> [EXERCISE DETAILS] Wherever "ventilation" appears in a line, copy that line.

> [TASK INPUTS]
<<<<

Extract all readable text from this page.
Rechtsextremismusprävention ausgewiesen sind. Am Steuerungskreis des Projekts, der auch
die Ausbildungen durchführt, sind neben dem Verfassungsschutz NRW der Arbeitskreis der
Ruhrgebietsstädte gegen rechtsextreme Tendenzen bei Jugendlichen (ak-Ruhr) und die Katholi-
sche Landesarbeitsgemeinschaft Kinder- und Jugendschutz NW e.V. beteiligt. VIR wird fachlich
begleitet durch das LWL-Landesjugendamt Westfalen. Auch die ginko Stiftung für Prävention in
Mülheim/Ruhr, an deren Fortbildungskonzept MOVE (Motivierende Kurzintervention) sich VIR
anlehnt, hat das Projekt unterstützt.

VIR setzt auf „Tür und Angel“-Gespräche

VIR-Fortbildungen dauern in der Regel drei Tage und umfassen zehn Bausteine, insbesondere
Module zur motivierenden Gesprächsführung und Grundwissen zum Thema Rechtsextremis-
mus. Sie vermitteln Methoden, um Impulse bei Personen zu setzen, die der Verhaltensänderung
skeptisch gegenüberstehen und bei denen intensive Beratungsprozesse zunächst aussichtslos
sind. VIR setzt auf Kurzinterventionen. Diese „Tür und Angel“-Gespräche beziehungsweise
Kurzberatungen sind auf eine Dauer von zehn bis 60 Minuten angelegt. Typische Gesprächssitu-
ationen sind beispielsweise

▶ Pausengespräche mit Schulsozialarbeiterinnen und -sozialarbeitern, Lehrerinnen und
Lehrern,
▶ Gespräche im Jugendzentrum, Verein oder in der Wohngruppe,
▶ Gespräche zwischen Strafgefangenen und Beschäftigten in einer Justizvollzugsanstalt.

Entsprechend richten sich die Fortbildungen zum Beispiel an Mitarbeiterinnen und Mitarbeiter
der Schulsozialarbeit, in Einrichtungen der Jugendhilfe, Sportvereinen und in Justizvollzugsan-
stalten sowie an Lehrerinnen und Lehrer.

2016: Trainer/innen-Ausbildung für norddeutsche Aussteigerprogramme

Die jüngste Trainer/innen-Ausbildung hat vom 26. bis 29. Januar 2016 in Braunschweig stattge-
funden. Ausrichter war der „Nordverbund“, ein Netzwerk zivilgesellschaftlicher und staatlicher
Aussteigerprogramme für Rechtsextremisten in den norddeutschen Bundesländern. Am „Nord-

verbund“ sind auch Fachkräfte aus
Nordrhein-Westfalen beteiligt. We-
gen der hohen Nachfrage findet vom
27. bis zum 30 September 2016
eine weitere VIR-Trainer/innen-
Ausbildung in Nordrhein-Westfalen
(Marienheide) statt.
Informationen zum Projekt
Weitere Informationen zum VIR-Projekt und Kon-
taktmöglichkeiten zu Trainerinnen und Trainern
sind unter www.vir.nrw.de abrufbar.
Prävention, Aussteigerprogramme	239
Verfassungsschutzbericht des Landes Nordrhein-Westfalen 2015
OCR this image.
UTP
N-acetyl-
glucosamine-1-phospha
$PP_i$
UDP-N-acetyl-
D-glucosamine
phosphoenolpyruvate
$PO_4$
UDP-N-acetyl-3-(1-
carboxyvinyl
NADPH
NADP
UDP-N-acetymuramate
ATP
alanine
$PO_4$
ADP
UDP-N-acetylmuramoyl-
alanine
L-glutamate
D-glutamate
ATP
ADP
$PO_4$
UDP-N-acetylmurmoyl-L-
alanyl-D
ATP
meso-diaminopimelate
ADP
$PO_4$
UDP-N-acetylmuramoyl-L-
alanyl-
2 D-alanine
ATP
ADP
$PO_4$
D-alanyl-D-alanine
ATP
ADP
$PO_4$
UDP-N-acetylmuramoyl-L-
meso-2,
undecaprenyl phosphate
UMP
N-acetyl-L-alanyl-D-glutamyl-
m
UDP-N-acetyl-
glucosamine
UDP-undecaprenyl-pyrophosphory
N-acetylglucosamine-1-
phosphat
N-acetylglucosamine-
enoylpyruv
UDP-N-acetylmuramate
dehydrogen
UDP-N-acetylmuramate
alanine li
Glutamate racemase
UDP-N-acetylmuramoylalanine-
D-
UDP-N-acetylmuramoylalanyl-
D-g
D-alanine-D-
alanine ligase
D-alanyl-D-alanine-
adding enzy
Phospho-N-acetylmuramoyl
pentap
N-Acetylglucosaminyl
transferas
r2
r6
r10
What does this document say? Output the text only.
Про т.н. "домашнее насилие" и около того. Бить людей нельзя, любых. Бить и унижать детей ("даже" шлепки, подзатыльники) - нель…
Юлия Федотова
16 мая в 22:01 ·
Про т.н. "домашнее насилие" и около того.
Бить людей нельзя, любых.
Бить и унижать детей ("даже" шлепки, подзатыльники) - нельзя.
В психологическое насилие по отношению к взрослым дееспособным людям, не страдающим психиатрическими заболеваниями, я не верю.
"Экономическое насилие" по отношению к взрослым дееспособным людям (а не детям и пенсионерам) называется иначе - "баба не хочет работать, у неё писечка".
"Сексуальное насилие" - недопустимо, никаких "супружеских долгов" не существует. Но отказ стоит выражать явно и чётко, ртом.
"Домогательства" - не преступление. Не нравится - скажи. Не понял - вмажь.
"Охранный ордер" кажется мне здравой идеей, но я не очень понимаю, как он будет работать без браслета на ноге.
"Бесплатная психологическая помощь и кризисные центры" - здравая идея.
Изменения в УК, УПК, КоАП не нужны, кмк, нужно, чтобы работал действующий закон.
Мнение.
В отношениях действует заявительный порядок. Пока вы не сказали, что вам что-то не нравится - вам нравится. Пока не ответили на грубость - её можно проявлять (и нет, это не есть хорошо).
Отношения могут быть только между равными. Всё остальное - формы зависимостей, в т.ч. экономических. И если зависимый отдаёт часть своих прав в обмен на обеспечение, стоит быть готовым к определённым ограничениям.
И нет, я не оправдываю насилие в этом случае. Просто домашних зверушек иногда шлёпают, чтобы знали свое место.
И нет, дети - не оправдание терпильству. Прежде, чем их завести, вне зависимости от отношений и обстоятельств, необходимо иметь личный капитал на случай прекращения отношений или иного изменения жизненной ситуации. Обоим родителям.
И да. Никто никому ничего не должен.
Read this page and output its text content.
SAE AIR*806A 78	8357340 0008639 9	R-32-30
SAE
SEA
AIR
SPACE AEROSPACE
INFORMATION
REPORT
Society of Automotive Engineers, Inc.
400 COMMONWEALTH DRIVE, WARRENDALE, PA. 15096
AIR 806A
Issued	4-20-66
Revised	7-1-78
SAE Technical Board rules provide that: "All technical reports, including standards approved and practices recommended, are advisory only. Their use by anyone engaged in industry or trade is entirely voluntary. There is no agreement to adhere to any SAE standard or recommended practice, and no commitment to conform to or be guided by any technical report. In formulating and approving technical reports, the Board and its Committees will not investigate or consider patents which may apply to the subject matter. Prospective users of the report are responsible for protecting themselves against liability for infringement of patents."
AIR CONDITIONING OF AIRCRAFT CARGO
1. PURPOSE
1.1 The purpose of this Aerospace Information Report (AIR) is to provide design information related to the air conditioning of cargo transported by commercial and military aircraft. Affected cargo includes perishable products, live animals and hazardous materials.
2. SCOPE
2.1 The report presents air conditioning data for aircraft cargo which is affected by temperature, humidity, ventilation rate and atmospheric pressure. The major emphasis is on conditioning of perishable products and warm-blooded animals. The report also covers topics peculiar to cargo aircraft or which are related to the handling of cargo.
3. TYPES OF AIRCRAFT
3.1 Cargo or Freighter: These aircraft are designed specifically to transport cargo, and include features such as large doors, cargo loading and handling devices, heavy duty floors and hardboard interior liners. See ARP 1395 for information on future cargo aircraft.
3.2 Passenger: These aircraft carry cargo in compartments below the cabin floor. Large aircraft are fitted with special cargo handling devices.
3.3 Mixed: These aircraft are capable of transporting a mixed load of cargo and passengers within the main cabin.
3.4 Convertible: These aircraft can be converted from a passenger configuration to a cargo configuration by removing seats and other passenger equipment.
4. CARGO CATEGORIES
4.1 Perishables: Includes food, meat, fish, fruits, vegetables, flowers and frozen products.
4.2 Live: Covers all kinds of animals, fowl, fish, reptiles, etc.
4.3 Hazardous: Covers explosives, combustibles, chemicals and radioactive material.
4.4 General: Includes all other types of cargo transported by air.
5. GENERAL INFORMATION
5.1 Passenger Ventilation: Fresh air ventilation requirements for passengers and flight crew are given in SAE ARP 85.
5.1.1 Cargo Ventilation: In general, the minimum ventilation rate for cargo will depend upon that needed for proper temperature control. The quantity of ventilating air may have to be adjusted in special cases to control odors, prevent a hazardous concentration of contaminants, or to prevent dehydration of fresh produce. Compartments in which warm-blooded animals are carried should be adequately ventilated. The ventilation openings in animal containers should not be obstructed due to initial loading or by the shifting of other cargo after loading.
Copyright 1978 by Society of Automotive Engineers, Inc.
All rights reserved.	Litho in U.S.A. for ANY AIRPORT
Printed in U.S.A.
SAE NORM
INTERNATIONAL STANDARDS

>>>>

> [COMPLETE ANSWER]
2.1 The report presents air conditioning data for aircraft cargo which is affected by temperature, humidity, ventilation rate and atmospheric pressure. The major emphasis is on conditioning of perishable products and warm-blooded animals. The report also covers topics peculiar to cargo aircraft or which are related to the handling of cargo.
5.1 Passenger Ventilation: Fresh air ventilation requirements for passengers and flight crew are given in SAE ARP 85.
5.1.1 Cargo Ventilation: In general, the minimum ventilation rate for cargo will depend upon that needed for proper temperature control. The quantity of ventilating air may have to be adjusted in special cases to control odors, prevent a hazardous concentration of contaminants, or to prevent dehydration of fresh produce. Compartments in which warm-blooded animals are carried should be adequately ventilated. The ventilation openings in animal containers should not be obstructed due to initial loading or by the shifting of other cargo after loading.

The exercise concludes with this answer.